From Pine View Farm

Update from the Foreclosure-Based Economy, On the One Hand on the Other Hand Dept. 0

The Chicago Trib reports that indicators for jobs for process servers and robosigners continue strong:

The number of U.S. homes that received a first-time default notice during the July to September quarter increased 14 percent compared to the second quarter, RealtyTrac Inc. said Thursday.

That increase signals banks are moving more aggressively now against borrowers who have fallen behind on their mortgage payments than they have since industrywide foreclosure processing problems emerged last fall. Those problems resulted in a sharp drop in foreclosure activity this year.

Bloomberg, on the other hand, reacts to the same press release differently.

Foreclosure filings in the U.S. declined 34 percent in the third quarter from a year earlier as lenders reviewed paperwork related to delinquent loans and home seizures, according to RealtyTrac Inc.

A total of 610,337 properties received notices of default, auction or repossession, down from 930,437 a year earlier and up from 608,235 in the second quarter, the Irvine, California-based data seller said today in a report. One in every 213 U.S. households got a filing.

I think the two organizations are looking at different sets of numbers: “initial notices of default” vs. final notices of default and actual foreclosure actions, but it is difficult to tell from the relatively short stories.

★ ★ ★ ★ ★ ★ ★

What to work on:
1. Do these statements agree with the foreclosure post? For each one, answer yes or no and quote the words that decide it. (a) Bloomberg reported that foreclosure filings fell 34 percent in the third quarter from a year earlier. (b) First-time default notices fell in the July to September quarter compared with the second quarter. (c) One in every 100 U.S. households got a filing.
2. According to the foreclosure post, where is RealtyTrac based?
3. Transcribe the part of the foreclosure post that opens with the words containing "The Chicago Trib" and closes with "to RealtyTrac Inc.".
The rows below have nothing to do with the foreclosure post above.

★ ★ ★ ★ ★ ★ ★

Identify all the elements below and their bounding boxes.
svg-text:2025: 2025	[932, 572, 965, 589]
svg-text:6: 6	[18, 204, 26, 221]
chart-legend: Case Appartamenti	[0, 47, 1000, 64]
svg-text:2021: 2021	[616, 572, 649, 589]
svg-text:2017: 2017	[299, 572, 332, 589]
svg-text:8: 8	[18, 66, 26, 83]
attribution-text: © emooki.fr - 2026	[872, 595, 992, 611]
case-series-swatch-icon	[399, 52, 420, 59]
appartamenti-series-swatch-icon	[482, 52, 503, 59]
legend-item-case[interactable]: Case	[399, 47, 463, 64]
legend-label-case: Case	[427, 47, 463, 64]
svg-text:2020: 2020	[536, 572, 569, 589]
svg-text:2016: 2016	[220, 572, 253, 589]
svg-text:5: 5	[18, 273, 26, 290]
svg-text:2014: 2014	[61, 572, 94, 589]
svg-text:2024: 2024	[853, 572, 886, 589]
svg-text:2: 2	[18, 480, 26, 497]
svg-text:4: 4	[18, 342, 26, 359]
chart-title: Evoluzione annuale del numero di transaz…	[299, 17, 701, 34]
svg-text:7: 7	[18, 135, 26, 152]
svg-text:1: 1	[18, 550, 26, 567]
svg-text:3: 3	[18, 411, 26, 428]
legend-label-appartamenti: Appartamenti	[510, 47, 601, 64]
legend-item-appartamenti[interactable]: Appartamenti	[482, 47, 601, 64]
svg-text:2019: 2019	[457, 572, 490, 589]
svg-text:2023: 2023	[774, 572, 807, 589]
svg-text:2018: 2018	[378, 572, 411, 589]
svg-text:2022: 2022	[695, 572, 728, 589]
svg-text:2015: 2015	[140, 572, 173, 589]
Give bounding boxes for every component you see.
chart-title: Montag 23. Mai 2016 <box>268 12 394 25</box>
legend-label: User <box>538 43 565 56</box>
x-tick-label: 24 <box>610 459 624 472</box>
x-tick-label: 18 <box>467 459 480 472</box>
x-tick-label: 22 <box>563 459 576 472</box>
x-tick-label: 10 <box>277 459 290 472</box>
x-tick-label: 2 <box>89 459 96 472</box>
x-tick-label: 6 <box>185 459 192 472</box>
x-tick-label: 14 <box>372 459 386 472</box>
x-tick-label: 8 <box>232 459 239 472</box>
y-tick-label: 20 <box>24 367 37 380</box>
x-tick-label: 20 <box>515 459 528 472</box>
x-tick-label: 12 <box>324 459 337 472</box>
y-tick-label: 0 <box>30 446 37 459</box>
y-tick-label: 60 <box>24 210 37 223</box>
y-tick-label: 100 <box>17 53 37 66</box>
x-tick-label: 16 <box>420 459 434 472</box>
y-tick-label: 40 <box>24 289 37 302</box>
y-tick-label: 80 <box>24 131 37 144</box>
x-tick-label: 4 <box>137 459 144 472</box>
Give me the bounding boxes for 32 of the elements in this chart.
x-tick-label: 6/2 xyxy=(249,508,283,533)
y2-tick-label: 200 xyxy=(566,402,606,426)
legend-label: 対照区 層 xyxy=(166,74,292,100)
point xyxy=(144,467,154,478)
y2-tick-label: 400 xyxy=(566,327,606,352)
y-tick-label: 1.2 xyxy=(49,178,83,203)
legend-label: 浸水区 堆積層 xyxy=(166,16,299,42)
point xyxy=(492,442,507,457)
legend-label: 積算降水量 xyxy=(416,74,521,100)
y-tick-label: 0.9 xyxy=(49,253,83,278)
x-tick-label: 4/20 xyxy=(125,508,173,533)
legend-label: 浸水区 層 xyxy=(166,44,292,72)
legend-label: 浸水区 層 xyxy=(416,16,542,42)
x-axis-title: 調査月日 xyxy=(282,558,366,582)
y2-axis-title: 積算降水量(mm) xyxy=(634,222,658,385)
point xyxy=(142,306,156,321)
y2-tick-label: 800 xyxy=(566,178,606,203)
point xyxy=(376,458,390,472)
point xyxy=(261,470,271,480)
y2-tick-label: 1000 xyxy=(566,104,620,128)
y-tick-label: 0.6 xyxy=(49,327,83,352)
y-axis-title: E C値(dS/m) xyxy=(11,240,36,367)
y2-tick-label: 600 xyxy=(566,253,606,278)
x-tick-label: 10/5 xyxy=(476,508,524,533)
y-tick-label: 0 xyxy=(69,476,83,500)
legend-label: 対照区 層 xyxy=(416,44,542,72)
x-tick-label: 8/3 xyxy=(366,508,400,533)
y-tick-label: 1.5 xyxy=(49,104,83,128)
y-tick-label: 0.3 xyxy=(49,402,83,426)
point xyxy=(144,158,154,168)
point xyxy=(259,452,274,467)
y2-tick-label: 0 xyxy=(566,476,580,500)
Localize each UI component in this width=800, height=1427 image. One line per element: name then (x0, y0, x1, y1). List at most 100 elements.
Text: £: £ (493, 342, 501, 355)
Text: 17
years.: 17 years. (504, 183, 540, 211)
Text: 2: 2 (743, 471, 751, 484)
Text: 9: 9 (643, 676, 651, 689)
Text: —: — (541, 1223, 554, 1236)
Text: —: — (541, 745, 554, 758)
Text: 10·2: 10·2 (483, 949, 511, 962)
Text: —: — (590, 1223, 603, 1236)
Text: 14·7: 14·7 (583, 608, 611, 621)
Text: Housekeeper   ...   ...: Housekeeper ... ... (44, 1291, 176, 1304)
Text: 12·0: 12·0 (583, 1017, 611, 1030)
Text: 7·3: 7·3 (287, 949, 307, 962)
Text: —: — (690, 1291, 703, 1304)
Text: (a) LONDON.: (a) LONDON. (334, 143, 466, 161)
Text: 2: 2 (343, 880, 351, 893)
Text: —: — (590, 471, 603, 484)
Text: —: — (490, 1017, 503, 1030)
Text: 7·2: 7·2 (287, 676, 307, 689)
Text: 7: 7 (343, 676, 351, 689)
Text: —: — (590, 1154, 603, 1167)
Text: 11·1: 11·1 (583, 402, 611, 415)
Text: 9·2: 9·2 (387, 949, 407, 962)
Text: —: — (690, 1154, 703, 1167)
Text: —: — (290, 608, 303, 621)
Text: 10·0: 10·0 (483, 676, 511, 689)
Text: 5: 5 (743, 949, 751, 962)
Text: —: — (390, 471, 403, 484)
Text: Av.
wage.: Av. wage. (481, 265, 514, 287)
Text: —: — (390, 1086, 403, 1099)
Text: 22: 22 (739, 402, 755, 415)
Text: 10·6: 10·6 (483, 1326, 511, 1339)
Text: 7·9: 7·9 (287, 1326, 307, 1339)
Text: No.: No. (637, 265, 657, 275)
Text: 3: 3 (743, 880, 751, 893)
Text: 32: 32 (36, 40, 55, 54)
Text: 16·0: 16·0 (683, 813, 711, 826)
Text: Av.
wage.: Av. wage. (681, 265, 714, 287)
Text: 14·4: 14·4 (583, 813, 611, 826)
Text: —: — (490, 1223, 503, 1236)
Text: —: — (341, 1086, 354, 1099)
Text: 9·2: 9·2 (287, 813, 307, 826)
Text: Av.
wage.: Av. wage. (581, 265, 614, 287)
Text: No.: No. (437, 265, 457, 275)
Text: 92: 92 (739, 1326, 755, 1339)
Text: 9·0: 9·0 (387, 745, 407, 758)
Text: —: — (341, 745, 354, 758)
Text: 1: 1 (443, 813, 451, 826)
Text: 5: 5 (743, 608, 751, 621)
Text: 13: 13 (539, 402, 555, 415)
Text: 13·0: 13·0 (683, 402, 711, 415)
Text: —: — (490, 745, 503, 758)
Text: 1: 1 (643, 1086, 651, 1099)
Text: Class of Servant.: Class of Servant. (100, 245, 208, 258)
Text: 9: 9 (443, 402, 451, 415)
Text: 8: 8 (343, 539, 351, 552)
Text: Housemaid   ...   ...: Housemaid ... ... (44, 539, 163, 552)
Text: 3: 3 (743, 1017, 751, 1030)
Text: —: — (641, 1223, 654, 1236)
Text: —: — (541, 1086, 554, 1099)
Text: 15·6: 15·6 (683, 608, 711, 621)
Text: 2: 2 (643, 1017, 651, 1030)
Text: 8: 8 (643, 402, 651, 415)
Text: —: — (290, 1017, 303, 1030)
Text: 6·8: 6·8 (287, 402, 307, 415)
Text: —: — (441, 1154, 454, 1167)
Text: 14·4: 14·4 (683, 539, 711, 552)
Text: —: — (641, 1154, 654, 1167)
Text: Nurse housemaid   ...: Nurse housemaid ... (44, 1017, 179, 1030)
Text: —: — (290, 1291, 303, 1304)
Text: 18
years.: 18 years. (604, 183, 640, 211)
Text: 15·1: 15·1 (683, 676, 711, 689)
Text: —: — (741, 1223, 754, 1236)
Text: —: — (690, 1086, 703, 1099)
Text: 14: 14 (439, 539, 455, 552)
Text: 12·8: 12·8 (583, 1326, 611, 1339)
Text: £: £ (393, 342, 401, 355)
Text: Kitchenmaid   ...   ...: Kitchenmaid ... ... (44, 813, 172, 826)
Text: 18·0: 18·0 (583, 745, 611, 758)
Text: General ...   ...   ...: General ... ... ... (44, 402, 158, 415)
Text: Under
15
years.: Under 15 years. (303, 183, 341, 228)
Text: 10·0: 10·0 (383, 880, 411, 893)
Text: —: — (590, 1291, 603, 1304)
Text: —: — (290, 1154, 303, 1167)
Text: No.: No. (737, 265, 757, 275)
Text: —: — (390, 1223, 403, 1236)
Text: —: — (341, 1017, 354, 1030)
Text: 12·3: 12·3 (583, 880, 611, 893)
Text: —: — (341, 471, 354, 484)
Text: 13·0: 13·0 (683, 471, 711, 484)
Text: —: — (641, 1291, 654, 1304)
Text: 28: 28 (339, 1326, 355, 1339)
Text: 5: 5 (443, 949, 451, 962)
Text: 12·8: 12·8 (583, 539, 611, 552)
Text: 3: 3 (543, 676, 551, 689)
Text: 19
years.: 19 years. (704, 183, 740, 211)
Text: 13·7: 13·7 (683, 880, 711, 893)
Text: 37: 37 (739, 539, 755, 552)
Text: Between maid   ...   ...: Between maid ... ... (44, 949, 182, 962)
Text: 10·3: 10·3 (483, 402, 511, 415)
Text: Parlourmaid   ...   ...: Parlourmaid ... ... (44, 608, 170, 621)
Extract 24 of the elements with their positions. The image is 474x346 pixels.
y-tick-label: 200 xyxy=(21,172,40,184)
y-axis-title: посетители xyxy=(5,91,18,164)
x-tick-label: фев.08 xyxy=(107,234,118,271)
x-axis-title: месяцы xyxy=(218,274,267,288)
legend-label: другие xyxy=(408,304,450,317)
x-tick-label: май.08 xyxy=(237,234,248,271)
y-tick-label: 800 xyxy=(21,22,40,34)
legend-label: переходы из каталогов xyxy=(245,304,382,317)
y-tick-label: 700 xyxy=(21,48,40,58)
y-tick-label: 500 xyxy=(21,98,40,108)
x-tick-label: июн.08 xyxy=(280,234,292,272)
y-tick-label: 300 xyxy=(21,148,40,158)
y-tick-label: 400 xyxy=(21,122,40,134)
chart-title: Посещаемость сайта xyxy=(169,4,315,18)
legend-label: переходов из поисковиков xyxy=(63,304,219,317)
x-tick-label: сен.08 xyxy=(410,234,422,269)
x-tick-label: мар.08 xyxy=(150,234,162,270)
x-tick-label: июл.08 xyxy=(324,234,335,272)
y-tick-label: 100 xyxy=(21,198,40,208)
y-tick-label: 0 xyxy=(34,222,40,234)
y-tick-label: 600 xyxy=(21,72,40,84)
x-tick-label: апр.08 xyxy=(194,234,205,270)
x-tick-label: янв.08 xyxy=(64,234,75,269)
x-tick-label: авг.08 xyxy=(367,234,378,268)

★ ★ ★ ★ ★ ★ ★

Task results:
1.
(a) Yes: "Foreclosure filings in the U.S. declined 34 percent in the third quarter from a year earlier"
(b) No: "increased 14 percent compared to the second quarter"
(c) No: "One in every 213 U.S. households got a filing."

2. Irvine, California.

3.
The Chicago Trib reports that indicators for jobs for process servers and robosigners continue strong:

The number of U.S. homes that received a first-time default notice during the July to September quarter increased 14 percent compared to the second quarter, RealtyTrac Inc. said Thursday.

That increase signals banks are moving more aggressively now against borrowers who have fallen behind on their mortgage payments than they have since industrywide foreclosure processing problems emerged last fall. Those problems resulted in a sharp drop in foreclosure activity this year.

Bloomberg, on the other hand, reacts to the same press release differently.

Foreclosure filings in the U.S. declined 34 percent in the third quarter from a year earlier as lenders reviewed paperwork related to delinquent loans and home seizures, according to RealtyTrac Inc.